### Written task
Using the entries that follow, collect the lines where the word "acknowledgment" appears.

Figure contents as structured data
(begin)

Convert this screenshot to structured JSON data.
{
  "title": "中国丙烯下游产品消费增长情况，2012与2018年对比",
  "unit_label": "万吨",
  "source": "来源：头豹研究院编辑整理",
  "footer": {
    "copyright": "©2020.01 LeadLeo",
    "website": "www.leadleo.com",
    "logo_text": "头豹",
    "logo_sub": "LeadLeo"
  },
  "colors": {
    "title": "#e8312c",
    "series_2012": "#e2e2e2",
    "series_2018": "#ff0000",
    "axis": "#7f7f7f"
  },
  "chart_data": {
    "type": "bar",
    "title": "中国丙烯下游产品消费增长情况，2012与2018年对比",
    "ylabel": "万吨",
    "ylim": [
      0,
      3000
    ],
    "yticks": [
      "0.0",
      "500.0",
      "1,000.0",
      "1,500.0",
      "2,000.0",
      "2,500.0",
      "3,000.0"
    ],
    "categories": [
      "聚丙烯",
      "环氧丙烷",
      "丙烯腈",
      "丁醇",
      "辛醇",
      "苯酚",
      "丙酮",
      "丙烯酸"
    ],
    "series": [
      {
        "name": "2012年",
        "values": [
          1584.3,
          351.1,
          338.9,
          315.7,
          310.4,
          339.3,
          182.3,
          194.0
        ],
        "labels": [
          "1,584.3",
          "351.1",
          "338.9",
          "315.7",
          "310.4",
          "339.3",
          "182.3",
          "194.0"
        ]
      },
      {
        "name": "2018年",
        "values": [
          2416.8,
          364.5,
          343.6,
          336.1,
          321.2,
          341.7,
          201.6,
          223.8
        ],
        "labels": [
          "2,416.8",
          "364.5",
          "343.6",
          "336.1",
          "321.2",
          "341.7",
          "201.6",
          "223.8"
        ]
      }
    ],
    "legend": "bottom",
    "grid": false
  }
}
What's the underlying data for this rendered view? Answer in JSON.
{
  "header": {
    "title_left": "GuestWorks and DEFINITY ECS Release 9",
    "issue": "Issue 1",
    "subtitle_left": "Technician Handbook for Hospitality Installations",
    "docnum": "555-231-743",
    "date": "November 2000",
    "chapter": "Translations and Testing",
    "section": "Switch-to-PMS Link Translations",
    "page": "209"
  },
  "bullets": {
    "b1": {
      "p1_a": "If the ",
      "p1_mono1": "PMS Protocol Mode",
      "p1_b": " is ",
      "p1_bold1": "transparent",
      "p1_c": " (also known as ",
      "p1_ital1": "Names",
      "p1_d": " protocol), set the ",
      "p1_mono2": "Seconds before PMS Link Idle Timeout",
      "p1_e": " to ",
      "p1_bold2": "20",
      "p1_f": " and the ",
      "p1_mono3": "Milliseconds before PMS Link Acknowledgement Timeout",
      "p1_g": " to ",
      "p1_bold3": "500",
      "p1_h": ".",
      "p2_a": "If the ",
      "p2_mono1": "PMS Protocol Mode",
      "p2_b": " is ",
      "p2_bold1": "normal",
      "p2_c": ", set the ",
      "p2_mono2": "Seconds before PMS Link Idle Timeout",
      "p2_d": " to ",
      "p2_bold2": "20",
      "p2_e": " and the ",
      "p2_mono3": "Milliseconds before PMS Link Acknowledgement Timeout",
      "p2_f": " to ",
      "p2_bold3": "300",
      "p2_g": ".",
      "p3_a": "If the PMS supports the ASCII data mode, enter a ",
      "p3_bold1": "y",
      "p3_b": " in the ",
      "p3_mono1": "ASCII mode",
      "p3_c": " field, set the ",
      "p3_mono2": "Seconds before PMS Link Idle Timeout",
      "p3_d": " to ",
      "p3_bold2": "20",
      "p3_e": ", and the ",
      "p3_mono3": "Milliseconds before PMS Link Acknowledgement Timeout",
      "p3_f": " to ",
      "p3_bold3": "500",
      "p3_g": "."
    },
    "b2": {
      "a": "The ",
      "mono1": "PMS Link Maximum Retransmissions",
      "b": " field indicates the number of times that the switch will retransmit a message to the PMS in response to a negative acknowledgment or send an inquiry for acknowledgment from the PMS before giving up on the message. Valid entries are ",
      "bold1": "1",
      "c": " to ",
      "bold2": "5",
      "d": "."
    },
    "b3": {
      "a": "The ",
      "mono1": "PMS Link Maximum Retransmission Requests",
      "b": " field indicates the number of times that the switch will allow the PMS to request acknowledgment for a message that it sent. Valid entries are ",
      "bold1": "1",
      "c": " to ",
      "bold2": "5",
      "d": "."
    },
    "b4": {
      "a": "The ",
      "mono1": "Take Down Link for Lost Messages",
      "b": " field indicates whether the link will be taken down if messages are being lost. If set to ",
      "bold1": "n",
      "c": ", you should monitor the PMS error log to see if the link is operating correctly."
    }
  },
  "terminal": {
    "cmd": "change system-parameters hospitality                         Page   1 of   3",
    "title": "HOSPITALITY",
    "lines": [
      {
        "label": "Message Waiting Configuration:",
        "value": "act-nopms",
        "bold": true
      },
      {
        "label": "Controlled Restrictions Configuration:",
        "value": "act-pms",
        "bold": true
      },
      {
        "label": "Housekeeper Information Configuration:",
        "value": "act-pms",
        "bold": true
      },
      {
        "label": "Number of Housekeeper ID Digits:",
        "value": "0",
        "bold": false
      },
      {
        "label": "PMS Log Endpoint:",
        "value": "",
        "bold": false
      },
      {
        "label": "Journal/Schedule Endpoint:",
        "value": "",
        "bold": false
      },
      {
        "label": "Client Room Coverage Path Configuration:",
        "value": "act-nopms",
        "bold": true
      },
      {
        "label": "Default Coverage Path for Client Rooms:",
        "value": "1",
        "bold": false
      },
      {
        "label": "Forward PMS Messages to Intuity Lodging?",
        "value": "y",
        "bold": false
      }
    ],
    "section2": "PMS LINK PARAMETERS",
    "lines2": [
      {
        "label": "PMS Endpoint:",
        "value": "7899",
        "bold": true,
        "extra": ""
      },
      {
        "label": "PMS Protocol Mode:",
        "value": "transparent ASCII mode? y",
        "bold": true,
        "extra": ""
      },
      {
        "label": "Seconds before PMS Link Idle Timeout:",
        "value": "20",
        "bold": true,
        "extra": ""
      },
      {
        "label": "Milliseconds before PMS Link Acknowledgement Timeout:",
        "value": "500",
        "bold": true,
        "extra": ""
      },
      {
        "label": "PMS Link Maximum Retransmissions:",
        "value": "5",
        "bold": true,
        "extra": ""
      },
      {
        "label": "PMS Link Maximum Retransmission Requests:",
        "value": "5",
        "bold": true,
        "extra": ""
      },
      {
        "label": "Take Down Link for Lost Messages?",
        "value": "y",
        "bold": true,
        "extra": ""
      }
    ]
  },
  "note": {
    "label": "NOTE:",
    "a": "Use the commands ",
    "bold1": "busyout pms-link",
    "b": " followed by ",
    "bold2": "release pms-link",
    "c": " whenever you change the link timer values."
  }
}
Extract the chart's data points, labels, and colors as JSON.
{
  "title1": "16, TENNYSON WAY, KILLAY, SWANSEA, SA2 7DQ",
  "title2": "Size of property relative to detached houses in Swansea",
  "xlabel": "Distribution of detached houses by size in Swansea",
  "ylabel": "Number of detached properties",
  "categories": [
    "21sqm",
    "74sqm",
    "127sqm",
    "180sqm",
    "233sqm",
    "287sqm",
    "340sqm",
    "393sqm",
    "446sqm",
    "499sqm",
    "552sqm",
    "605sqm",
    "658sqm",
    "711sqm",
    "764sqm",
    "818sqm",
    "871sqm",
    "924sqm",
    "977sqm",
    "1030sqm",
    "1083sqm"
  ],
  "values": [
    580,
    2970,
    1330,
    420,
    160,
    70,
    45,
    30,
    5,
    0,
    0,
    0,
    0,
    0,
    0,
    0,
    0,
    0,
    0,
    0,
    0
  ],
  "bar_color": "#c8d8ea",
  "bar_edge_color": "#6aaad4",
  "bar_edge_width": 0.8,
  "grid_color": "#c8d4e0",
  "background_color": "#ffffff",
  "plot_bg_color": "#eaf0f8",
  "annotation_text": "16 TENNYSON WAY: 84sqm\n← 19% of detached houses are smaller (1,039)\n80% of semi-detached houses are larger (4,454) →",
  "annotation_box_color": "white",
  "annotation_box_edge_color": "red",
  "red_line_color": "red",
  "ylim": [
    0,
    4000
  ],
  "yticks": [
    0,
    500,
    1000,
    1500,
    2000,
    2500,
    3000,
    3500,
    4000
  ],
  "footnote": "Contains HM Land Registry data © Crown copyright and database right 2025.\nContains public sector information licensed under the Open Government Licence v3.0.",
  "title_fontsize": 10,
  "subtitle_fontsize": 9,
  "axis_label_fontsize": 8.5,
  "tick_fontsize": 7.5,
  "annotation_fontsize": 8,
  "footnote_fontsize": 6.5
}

(end)

### Expected output
      "b": " field indicates the number of times that the switch will retransmit a message to the PMS in response to a negative acknowledgment or send an inquiry for acknowledgment from the PMS before giving up on the message. Valid entries are ",
      "b": " field indicates the number of times that the switch will allow the PMS to request acknowledgment for a message that it sent. Valid entries are ",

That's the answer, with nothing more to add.